[Start Dataset content]
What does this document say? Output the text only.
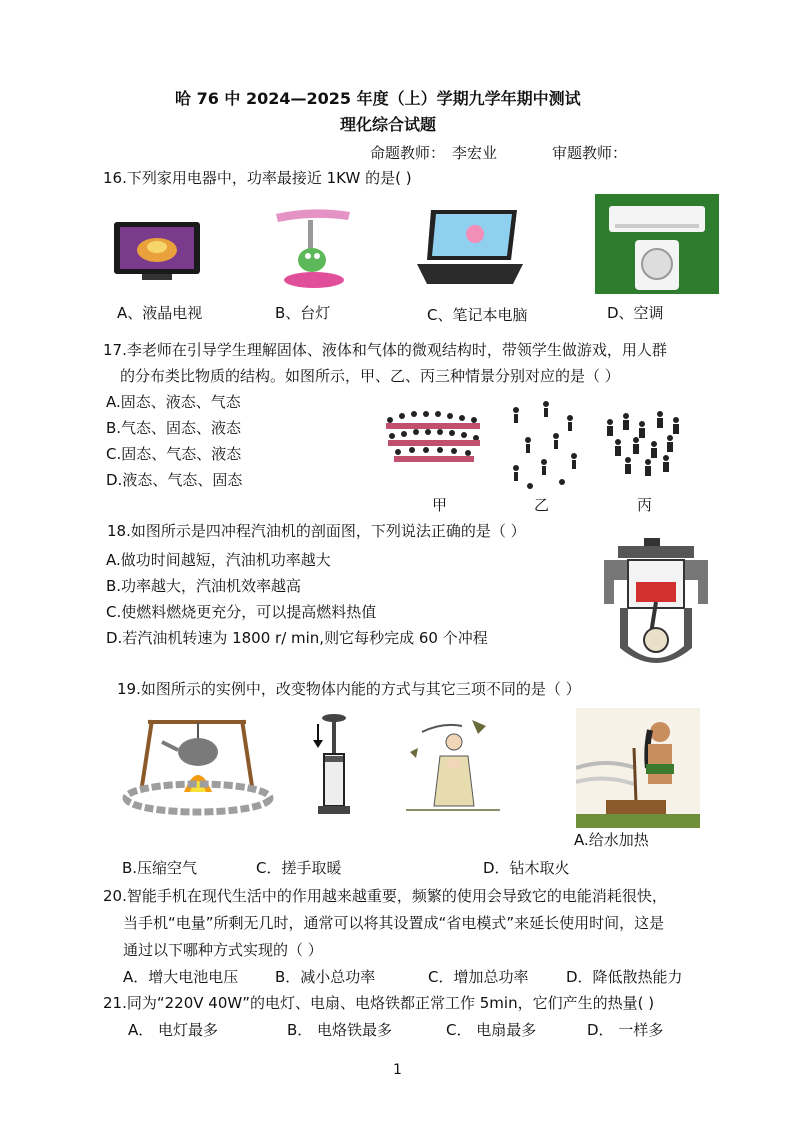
哈 76 中 2024—2025 年度（上）学期九学年期中测试
理化综合试题
命题教师： 李宏业	审题教师：
16.下列家用电器中，功率最接近 1KW 的是( )
A、液晶电视	B、台灯	C、笔记本电脑	D、空调
17.李老师在引导学生理解固体、液体和气体的微观结构时，带领学生做游戏，用人群
的分布类比物质的结构。如图所示，甲、乙、丙三种情景分别对应的是（ ）
A.固态、液态、气态
B.气态、固态、液态
C.固态、气态、液态
D.液态、气态、固态
甲	乙	丙
18.如图所示是四冲程汽油机的剖面图，下列说法正确的是（ ）
A.做功时间越短，汽油机功率越大
B.功率越大，汽油机效率越高
C.使燃料燃烧更充分，可以提高燃料热值
D.若汽油机转速为 1800 r/ min,则它每秒完成 60 个冲程
19.如图所示的实例中，改变物体内能的方式与其它三项不同的是（ ）
A.给水加热
B.压缩空气	C．搓手取暖	D．钻木取火
20.智能手机在现代生活中的作用越来越重要，频繁的使用会导致它的电能消耗很快，
当手机“电量”所剩无几时，通常可以将其设置成“省电模式”来延长使用时间，这是
通过以下哪种方式实现的（ ）
A．增大电池电压 B．减小总功率	C．增加总功率	D．降低散热能力
21.同为“220V 40W”的电灯、电扇、电烙铁都正常工作 5min，它们产生的热量( )
A． 电灯最多	B． 电烙铁最多	C． 电扇最多	D． 一样多
1
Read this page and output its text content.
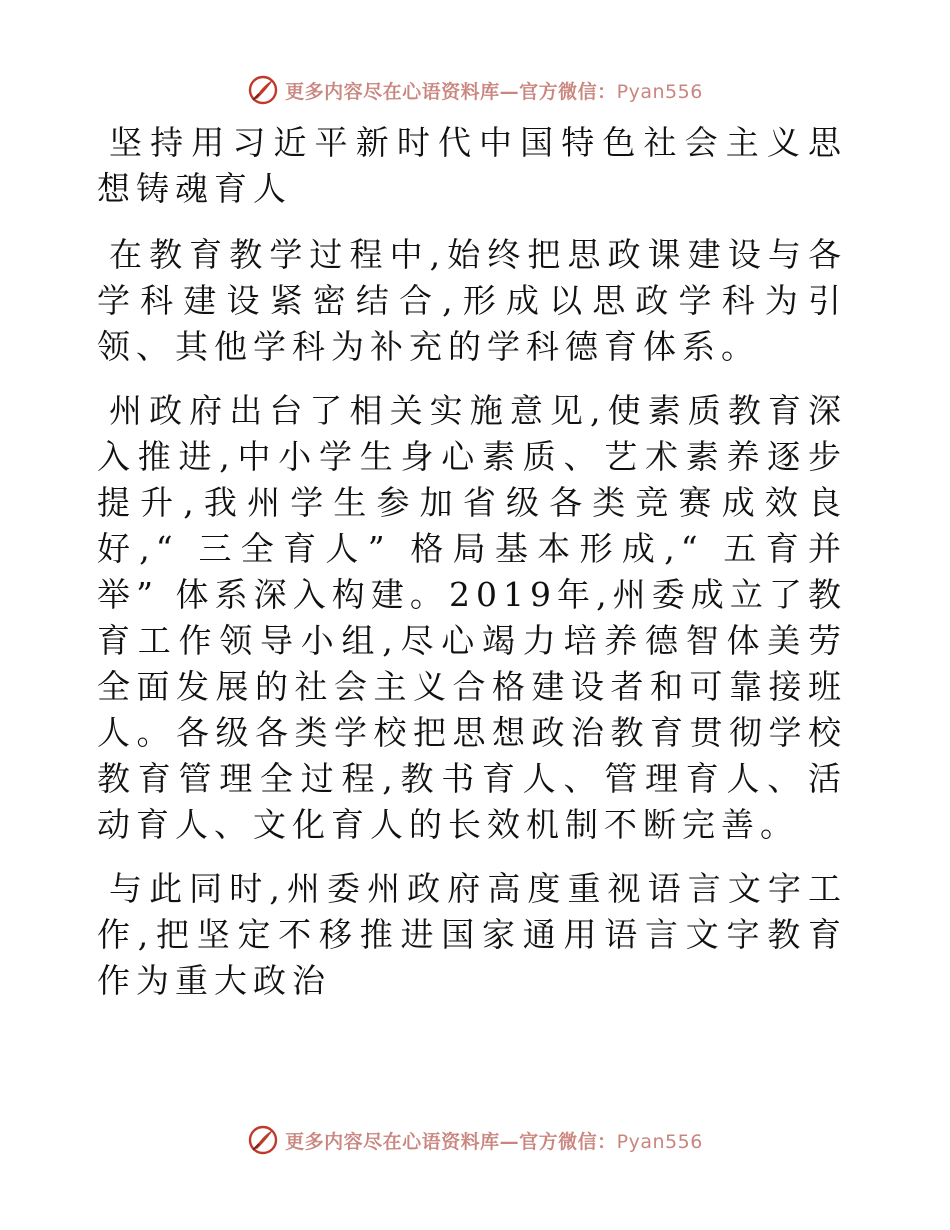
更多内容尽在心语资料库—官方微信：Pyan556

坚持用习近平新时代中国特色社会主义思想铸魂育人

在教育教学过程中,始终把思政课建设与各学科建设紧密结合,形成以思政学科为引领、其他学科为补充的学科德育体系。

州政府出台了相关实施意见,使素质教育深入推进,中小学生身心素质、艺术素养逐步提升,我州学生参加省级各类竞赛成效良好,“ 三全育人” 格局基本形成,“ 五育并举” 体系深入构建。2019年,州委成立了教育工作领导小组,尽心竭力培养德智体美劳全面发展的社会主义合格建设者和可靠接班人。各级各类学校把思想政治教育贯彻学校教育管理全过程,教书育人、管理育人、活动育人、文化育人的长效机制不断完善。

与此同时,州委州政府高度重视语言文字工作,把坚定不移推进国家通用语言文字教育作为重大政治

更多内容尽在心语资料库—官方微信：Pyan556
[End Dataset content]
### Short problem
Say how many lines include the word "text"; reply with the number alone.

### Exercise answer
2